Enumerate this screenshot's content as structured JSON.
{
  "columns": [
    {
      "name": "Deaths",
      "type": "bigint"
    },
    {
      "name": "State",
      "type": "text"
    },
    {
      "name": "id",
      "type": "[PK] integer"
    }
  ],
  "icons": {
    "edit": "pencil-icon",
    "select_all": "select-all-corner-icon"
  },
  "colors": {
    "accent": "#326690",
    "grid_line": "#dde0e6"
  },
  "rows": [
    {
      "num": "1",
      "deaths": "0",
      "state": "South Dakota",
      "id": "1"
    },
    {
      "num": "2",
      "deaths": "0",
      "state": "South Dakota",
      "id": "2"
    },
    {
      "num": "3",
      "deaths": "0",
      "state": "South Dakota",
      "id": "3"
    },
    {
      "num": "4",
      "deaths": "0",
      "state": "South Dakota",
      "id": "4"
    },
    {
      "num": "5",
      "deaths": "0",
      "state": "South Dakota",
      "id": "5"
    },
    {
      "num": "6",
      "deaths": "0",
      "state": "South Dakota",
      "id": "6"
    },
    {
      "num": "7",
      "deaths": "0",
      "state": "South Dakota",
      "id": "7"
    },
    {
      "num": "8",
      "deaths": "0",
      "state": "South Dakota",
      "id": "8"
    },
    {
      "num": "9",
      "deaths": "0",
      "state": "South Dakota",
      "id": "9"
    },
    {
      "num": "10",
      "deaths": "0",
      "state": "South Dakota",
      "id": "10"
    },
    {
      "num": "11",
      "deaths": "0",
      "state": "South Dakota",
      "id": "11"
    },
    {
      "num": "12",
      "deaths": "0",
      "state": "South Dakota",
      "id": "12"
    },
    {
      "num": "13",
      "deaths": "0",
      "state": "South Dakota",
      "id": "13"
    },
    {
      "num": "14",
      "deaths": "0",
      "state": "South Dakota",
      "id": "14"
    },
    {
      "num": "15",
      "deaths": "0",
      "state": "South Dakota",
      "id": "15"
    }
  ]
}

—————

Do this: Filter out all lines lacking the word "type" and copy the rest.

Solution to the exercise:
      "type": "bigint"
      "type": "text"
      "type": "[PK] integer"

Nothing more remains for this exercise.